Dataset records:

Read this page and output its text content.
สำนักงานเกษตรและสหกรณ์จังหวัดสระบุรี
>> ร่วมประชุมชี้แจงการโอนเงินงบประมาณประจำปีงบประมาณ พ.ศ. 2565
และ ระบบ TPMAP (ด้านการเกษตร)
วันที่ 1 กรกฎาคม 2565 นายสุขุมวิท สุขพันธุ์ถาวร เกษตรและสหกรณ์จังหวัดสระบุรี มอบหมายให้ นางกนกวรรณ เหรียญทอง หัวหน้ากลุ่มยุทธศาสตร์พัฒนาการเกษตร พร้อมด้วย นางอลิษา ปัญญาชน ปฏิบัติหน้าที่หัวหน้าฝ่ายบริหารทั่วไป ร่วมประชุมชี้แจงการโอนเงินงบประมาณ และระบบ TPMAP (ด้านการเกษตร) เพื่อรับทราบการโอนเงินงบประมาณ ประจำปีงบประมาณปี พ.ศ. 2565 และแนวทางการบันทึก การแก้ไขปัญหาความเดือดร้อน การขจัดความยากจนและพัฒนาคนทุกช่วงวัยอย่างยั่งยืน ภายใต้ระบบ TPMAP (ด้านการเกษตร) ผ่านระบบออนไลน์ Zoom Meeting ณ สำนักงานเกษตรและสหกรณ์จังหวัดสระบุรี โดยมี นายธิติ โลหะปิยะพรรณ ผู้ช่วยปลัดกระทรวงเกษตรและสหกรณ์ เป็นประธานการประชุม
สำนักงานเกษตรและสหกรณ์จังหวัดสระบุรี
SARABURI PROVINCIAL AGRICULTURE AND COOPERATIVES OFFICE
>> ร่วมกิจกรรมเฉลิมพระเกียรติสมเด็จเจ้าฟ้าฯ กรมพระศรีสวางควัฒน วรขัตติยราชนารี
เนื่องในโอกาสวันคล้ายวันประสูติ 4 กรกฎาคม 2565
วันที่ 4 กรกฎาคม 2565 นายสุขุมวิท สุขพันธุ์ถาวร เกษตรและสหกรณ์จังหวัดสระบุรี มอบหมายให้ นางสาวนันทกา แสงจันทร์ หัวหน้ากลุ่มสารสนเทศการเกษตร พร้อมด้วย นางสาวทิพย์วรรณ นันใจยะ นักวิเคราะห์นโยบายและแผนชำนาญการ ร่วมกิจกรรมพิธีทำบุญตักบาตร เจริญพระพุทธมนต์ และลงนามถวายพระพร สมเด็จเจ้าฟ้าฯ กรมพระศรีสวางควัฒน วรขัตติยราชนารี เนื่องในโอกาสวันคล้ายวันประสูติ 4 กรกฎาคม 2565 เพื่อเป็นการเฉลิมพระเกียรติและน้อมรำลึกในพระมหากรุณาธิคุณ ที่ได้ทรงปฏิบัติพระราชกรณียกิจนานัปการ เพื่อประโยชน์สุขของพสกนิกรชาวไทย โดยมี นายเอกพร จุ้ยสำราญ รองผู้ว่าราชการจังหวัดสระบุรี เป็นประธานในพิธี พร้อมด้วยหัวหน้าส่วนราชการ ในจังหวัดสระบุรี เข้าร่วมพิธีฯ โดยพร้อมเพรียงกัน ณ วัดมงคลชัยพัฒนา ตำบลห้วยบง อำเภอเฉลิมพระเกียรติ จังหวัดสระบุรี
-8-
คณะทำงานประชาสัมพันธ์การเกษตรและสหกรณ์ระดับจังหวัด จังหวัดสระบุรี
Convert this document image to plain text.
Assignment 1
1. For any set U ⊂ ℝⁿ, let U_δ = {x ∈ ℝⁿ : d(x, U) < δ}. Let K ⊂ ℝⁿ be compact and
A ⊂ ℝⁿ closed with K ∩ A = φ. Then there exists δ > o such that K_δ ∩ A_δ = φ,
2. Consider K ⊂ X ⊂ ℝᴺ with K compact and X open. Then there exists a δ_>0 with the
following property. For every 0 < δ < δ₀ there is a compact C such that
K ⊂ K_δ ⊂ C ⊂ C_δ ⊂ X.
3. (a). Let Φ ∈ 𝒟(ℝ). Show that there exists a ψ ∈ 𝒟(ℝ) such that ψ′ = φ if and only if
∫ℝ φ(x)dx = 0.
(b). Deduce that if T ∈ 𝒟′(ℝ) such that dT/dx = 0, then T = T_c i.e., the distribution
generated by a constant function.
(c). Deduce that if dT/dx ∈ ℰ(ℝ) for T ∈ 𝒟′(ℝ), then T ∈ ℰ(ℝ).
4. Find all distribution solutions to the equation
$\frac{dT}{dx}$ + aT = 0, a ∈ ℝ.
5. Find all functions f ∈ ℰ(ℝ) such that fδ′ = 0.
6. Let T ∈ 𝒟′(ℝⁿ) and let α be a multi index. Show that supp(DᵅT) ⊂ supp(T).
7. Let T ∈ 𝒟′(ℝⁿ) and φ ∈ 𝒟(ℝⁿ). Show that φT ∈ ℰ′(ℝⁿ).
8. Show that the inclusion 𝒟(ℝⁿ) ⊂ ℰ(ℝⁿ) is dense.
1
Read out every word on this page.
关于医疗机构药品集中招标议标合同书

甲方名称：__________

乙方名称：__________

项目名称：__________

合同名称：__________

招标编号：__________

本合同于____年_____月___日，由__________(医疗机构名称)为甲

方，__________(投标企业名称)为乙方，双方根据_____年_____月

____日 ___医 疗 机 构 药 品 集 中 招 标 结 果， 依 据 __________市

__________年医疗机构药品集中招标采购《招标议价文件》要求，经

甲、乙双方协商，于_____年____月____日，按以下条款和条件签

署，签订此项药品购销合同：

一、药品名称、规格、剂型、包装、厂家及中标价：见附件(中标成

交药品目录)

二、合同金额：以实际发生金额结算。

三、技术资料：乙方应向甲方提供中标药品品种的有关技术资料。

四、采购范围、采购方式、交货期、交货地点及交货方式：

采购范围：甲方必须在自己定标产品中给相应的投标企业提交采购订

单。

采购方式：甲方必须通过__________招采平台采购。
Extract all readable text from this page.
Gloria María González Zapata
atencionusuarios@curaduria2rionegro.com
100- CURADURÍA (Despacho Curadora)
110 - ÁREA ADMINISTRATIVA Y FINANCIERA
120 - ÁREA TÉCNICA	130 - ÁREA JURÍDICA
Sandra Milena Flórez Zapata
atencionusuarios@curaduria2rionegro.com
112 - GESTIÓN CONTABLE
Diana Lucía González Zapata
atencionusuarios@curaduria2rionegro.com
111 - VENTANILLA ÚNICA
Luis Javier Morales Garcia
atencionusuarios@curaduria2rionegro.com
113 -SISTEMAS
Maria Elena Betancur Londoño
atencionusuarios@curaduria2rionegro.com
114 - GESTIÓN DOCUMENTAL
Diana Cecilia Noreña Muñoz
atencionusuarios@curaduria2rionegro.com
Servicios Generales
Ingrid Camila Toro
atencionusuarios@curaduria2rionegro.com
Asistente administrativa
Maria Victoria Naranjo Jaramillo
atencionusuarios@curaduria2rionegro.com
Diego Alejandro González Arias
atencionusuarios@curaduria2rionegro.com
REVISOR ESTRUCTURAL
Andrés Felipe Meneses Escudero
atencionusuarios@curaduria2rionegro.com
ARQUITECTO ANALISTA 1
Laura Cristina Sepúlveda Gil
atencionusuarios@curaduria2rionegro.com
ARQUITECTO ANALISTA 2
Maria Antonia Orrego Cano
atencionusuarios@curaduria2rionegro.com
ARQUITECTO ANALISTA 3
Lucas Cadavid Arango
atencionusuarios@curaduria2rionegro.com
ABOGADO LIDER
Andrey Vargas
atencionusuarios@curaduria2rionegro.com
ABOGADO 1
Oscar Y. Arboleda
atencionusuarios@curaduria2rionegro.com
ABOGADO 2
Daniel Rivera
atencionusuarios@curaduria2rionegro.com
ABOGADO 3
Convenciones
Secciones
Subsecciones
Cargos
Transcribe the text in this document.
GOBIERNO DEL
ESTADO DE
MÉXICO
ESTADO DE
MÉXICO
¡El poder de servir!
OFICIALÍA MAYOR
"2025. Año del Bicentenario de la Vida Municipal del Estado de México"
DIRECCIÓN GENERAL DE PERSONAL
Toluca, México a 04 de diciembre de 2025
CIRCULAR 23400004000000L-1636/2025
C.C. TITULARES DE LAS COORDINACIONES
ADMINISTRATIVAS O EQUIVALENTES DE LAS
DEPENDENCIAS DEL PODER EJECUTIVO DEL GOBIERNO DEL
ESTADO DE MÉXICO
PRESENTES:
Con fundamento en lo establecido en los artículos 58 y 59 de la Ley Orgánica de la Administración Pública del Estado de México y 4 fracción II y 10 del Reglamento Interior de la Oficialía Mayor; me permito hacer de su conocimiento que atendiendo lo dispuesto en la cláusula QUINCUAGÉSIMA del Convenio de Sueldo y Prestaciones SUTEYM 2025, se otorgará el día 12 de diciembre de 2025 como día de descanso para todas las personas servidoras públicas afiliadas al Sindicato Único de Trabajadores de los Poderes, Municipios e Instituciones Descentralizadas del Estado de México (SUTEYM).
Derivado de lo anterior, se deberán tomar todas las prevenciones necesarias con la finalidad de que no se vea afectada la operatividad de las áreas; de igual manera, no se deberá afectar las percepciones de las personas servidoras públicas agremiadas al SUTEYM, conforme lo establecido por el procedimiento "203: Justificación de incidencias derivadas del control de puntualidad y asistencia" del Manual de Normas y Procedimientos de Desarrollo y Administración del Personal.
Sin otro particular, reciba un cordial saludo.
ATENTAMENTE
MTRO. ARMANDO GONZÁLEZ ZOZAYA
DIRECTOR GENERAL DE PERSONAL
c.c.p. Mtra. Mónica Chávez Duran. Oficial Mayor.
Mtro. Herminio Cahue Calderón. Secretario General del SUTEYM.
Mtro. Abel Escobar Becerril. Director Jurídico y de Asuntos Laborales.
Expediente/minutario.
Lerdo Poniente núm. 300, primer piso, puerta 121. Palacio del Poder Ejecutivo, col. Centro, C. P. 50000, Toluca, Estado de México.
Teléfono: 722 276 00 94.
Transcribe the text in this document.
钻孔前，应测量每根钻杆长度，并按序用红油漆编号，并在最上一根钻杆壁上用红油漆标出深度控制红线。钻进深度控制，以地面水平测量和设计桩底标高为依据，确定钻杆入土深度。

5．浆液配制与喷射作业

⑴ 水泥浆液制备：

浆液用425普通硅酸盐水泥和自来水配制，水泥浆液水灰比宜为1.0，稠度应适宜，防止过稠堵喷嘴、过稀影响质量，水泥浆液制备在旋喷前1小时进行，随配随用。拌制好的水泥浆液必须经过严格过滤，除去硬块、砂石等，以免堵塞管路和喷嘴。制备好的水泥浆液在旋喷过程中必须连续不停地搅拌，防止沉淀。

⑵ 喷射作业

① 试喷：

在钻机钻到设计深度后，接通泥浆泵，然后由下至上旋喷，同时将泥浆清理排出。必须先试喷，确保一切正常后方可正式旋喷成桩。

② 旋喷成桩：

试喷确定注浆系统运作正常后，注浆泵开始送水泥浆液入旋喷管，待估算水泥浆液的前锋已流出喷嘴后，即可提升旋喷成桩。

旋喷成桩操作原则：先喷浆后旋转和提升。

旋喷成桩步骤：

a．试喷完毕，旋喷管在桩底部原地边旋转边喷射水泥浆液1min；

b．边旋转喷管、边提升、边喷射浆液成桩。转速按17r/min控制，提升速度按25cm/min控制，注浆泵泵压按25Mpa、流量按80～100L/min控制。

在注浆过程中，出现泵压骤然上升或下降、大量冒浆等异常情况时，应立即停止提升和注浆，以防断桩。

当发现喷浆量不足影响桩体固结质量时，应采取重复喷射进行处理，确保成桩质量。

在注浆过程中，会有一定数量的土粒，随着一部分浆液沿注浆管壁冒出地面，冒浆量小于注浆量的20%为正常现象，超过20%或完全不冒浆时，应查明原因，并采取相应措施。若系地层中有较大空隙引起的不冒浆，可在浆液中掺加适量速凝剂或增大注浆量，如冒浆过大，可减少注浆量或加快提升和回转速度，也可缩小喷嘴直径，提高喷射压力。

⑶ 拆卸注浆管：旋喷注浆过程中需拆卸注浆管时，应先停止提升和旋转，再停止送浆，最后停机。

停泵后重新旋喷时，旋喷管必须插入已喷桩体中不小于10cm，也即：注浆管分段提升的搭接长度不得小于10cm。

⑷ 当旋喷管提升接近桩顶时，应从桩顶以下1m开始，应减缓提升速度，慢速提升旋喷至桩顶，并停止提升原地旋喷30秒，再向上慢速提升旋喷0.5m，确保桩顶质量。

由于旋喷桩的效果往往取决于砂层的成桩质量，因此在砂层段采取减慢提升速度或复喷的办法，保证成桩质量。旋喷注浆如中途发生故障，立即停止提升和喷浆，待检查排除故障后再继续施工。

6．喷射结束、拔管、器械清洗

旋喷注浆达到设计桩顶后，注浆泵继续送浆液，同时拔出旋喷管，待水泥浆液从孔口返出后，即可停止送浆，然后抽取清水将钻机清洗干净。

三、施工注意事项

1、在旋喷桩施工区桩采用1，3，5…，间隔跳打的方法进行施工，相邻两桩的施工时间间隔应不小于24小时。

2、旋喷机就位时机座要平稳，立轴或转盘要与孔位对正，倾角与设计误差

Exercise instructions >>
Find the lines holding "page" and list every one.

Task result >>
Read this page and output its text content.
Read out every word on this page.
Extract all readable text from this page.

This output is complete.